* _GIVEN REQUEST_:
Rewrite the records below, swapping "conveyor-chute" for "feed-chute" and leaving everything else as it is.

:: DATA FOR THIS TASK ::

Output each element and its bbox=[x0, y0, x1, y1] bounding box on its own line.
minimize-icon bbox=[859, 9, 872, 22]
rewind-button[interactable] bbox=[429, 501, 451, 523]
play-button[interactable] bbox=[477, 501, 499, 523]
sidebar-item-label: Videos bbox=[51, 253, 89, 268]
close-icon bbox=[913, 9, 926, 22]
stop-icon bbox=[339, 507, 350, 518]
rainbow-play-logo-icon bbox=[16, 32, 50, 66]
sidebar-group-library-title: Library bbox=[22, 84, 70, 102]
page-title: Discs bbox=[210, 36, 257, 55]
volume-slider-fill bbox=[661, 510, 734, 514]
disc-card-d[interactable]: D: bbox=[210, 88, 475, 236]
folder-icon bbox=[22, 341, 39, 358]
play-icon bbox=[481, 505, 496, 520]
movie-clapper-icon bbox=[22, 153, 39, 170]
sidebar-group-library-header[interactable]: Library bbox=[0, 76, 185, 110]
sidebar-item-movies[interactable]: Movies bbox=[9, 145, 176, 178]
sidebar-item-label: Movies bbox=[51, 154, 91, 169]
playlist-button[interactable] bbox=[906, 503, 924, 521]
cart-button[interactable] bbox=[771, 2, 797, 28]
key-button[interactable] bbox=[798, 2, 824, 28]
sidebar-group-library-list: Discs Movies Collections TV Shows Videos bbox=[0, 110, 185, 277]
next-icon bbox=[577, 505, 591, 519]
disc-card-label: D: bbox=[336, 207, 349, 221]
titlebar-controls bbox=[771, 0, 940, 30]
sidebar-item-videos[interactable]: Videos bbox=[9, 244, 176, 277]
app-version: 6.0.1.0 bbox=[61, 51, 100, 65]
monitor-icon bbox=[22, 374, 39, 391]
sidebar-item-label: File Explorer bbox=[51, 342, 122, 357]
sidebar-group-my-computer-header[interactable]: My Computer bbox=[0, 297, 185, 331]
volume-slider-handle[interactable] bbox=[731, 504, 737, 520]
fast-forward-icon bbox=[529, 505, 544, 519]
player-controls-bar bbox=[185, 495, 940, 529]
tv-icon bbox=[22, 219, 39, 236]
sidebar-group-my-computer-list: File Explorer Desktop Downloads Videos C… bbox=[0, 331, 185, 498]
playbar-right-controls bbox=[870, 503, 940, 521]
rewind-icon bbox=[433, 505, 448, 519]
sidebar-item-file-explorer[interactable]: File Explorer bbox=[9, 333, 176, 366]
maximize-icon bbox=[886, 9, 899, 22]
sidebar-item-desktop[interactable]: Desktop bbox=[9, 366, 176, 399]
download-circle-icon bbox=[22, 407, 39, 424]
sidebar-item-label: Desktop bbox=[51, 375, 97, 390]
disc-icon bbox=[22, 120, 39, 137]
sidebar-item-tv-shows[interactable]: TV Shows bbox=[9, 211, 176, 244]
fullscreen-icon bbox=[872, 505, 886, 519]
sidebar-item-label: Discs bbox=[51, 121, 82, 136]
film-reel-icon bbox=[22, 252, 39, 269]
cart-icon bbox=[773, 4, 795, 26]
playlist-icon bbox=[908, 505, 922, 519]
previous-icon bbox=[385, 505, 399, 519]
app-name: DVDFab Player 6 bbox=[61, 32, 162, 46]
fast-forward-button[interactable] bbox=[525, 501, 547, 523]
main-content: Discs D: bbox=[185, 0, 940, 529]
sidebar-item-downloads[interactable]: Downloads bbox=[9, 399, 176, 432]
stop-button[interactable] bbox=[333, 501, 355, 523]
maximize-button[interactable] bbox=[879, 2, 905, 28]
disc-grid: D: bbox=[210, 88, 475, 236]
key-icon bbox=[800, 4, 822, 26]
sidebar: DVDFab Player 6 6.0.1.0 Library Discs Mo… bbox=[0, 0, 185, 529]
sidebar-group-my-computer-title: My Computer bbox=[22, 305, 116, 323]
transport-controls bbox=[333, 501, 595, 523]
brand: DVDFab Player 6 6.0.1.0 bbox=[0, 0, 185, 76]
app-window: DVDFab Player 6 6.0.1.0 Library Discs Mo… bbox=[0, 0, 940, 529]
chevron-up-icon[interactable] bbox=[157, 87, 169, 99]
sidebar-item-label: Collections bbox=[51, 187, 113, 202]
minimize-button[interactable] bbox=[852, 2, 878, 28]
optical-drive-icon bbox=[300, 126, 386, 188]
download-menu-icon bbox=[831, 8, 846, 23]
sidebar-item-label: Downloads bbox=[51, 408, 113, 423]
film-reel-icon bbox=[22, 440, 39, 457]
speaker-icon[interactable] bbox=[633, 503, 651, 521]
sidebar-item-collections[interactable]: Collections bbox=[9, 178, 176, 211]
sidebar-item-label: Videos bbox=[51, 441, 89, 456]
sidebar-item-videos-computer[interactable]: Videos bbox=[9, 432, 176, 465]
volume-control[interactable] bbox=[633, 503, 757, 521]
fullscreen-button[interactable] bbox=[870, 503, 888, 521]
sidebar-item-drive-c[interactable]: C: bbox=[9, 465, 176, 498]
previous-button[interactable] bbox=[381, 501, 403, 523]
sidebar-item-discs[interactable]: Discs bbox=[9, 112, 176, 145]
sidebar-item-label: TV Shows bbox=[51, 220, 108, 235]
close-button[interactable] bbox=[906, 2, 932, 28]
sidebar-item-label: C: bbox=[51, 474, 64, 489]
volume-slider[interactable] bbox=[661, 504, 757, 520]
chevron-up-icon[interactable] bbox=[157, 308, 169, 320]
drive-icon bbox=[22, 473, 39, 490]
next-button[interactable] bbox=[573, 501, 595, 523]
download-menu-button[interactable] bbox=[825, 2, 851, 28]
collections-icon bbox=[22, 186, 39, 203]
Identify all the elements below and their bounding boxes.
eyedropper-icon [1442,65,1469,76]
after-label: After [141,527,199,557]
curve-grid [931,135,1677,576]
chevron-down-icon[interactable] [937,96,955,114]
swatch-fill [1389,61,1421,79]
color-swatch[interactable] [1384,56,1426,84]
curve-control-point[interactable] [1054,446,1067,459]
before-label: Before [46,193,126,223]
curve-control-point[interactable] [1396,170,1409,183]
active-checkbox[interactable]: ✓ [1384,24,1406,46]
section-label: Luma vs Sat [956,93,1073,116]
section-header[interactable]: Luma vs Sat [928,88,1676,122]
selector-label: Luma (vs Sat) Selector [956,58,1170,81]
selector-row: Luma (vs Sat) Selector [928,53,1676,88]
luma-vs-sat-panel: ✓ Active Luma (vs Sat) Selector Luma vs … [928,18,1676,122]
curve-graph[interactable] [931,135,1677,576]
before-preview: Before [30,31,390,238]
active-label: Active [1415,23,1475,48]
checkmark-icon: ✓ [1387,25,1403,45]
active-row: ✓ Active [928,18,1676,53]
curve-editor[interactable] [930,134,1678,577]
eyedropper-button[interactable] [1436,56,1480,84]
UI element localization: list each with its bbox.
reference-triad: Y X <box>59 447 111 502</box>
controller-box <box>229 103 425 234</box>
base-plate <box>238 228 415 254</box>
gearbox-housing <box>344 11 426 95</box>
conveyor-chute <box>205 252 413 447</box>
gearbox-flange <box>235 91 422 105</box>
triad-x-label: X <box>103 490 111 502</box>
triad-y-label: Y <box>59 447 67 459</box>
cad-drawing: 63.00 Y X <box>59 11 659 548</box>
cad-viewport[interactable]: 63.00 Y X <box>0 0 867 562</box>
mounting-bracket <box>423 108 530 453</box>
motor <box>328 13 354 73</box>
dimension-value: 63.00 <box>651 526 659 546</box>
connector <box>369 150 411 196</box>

:::

* _RESULT FOR THIS EXERCISE_:
Output each element and its bbox=[x0, y0, x1, y1] bounding box on its own line.
minimize-icon bbox=[859, 9, 872, 22]
rewind-button[interactable] bbox=[429, 501, 451, 523]
play-button[interactable] bbox=[477, 501, 499, 523]
sidebar-item-label: Videos bbox=[51, 253, 89, 268]
close-icon bbox=[913, 9, 926, 22]
stop-icon bbox=[339, 507, 350, 518]
rainbow-play-logo-icon bbox=[16, 32, 50, 66]
sidebar-group-library-title: Library bbox=[22, 84, 70, 102]
page-title: Discs bbox=[210, 36, 257, 55]
volume-slider-fill bbox=[661, 510, 734, 514]
disc-card-d[interactable]: D: bbox=[210, 88, 475, 236]
folder-icon bbox=[22, 341, 39, 358]
play-icon bbox=[481, 505, 496, 520]
movie-clapper-icon bbox=[22, 153, 39, 170]
sidebar-group-library-header[interactable]: Library bbox=[0, 76, 185, 110]
sidebar-item-movies[interactable]: Movies bbox=[9, 145, 176, 178]
sidebar-item-label: Movies bbox=[51, 154, 91, 169]
playlist-button[interactable] bbox=[906, 503, 924, 521]
cart-button[interactable] bbox=[771, 2, 797, 28]
key-button[interactable] bbox=[798, 2, 824, 28]
sidebar-group-library-list: Discs Movies Collections TV Shows Videos bbox=[0, 110, 185, 277]
next-icon bbox=[577, 505, 591, 519]
disc-card-label: D: bbox=[336, 207, 349, 221]
titlebar-controls bbox=[771, 0, 940, 30]
sidebar-item-videos[interactable]: Videos bbox=[9, 244, 176, 277]
app-version: 6.0.1.0 bbox=[61, 51, 100, 65]
monitor-icon bbox=[22, 374, 39, 391]
sidebar-item-label: File Explorer bbox=[51, 342, 122, 357]
sidebar-group-my-computer-header[interactable]: My Computer bbox=[0, 297, 185, 331]
volume-slider-handle[interactable] bbox=[731, 504, 737, 520]
fast-forward-icon bbox=[529, 505, 544, 519]
player-controls-bar bbox=[185, 495, 940, 529]
tv-icon bbox=[22, 219, 39, 236]
sidebar-group-my-computer-list: File Explorer Desktop Downloads Videos C… bbox=[0, 331, 185, 498]
playbar-right-controls bbox=[870, 503, 940, 521]
rewind-icon bbox=[433, 505, 448, 519]
sidebar-item-file-explorer[interactable]: File Explorer bbox=[9, 333, 176, 366]
maximize-icon bbox=[886, 9, 899, 22]
sidebar-item-desktop[interactable]: Desktop bbox=[9, 366, 176, 399]
download-circle-icon bbox=[22, 407, 39, 424]
sidebar-item-label: Desktop bbox=[51, 375, 97, 390]
disc-icon bbox=[22, 120, 39, 137]
sidebar-item-tv-shows[interactable]: TV Shows bbox=[9, 211, 176, 244]
fullscreen-icon bbox=[872, 505, 886, 519]
sidebar-item-label: Discs bbox=[51, 121, 82, 136]
film-reel-icon bbox=[22, 252, 39, 269]
cart-icon bbox=[773, 4, 795, 26]
playlist-icon bbox=[908, 505, 922, 519]
previous-icon bbox=[385, 505, 399, 519]
app-name: DVDFab Player 6 bbox=[61, 32, 162, 46]
fast-forward-button[interactable] bbox=[525, 501, 547, 523]
main-content: Discs D: bbox=[185, 0, 940, 529]
sidebar-item-downloads[interactable]: Downloads bbox=[9, 399, 176, 432]
stop-button[interactable] bbox=[333, 501, 355, 523]
maximize-button[interactable] bbox=[879, 2, 905, 28]
disc-grid: D: bbox=[210, 88, 475, 236]
key-icon bbox=[800, 4, 822, 26]
sidebar: DVDFab Player 6 6.0.1.0 Library Discs Mo… bbox=[0, 0, 185, 529]
sidebar-group-my-computer-title: My Computer bbox=[22, 305, 116, 323]
transport-controls bbox=[333, 501, 595, 523]
brand: DVDFab Player 6 6.0.1.0 bbox=[0, 0, 185, 76]
app-window: DVDFab Player 6 6.0.1.0 Library Discs Mo… bbox=[0, 0, 940, 529]
chevron-up-icon[interactable] bbox=[157, 87, 169, 99]
sidebar-item-label: Collections bbox=[51, 187, 113, 202]
minimize-button[interactable] bbox=[852, 2, 878, 28]
optical-drive-icon bbox=[300, 126, 386, 188]
download-menu-icon bbox=[831, 8, 846, 23]
sidebar-item-label: Downloads bbox=[51, 408, 113, 423]
film-reel-icon bbox=[22, 440, 39, 457]
speaker-icon[interactable] bbox=[633, 503, 651, 521]
sidebar-item-collections[interactable]: Collections bbox=[9, 178, 176, 211]
sidebar-item-label: Videos bbox=[51, 441, 89, 456]
sidebar-item-videos-computer[interactable]: Videos bbox=[9, 432, 176, 465]
volume-control[interactable] bbox=[633, 503, 757, 521]
fullscreen-button[interactable] bbox=[870, 503, 888, 521]
sidebar-item-drive-c[interactable]: C: bbox=[9, 465, 176, 498]
previous-button[interactable] bbox=[381, 501, 403, 523]
sidebar-item-discs[interactable]: Discs bbox=[9, 112, 176, 145]
sidebar-item-label: TV Shows bbox=[51, 220, 108, 235]
close-button[interactable] bbox=[906, 2, 932, 28]
sidebar-item-label: C: bbox=[51, 474, 64, 489]
volume-slider[interactable] bbox=[661, 504, 757, 520]
chevron-up-icon[interactable] bbox=[157, 308, 169, 320]
drive-icon bbox=[22, 473, 39, 490]
next-button[interactable] bbox=[573, 501, 595, 523]
download-menu-button[interactable] bbox=[825, 2, 851, 28]
collections-icon bbox=[22, 186, 39, 203]
Identify all the elements below and their bounding boxes.
eyedropper-icon [1442,65,1469,76]
after-label: After [141,527,199,557]
curve-grid [931,135,1677,576]
chevron-down-icon[interactable] [937,96,955,114]
swatch-fill [1389,61,1421,79]
color-swatch[interactable] [1384,56,1426,84]
curve-control-point[interactable] [1054,446,1067,459]
before-label: Before [46,193,126,223]
curve-control-point[interactable] [1396,170,1409,183]
active-checkbox[interactable]: ✓ [1384,24,1406,46]
section-label: Luma vs Sat [956,93,1073,116]
section-header[interactable]: Luma vs Sat [928,88,1676,122]
selector-label: Luma (vs Sat) Selector [956,58,1170,81]
selector-row: Luma (vs Sat) Selector [928,53,1676,88]
luma-vs-sat-panel: ✓ Active Luma (vs Sat) Selector Luma vs … [928,18,1676,122]
curve-graph[interactable] [931,135,1677,576]
before-preview: Before [30,31,390,238]
active-label: Active [1415,23,1475,48]
checkmark-icon: ✓ [1387,25,1403,45]
active-row: ✓ Active [928,18,1676,53]
curve-editor[interactable] [930,134,1678,577]
eyedropper-button[interactable] [1436,56,1480,84]
UI element localization: list each with its bbox.
reference-triad: Y X <box>59 447 111 502</box>
controller-box <box>229 103 425 234</box>
base-plate <box>238 228 415 254</box>
gearbox-housing <box>344 11 426 95</box>
feed-chute <box>205 252 413 447</box>
gearbox-flange <box>235 91 422 105</box>
triad-x-label: X <box>103 490 111 502</box>
triad-y-label: Y <box>59 447 67 459</box>
cad-drawing: 63.00 Y X <box>59 11 659 548</box>
cad-viewport[interactable]: 63.00 Y X <box>0 0 867 562</box>
mounting-bracket <box>423 108 530 453</box>
motor <box>328 13 354 73</box>
dimension-value: 63.00 <box>651 526 659 546</box>
connector <box>369 150 411 196</box>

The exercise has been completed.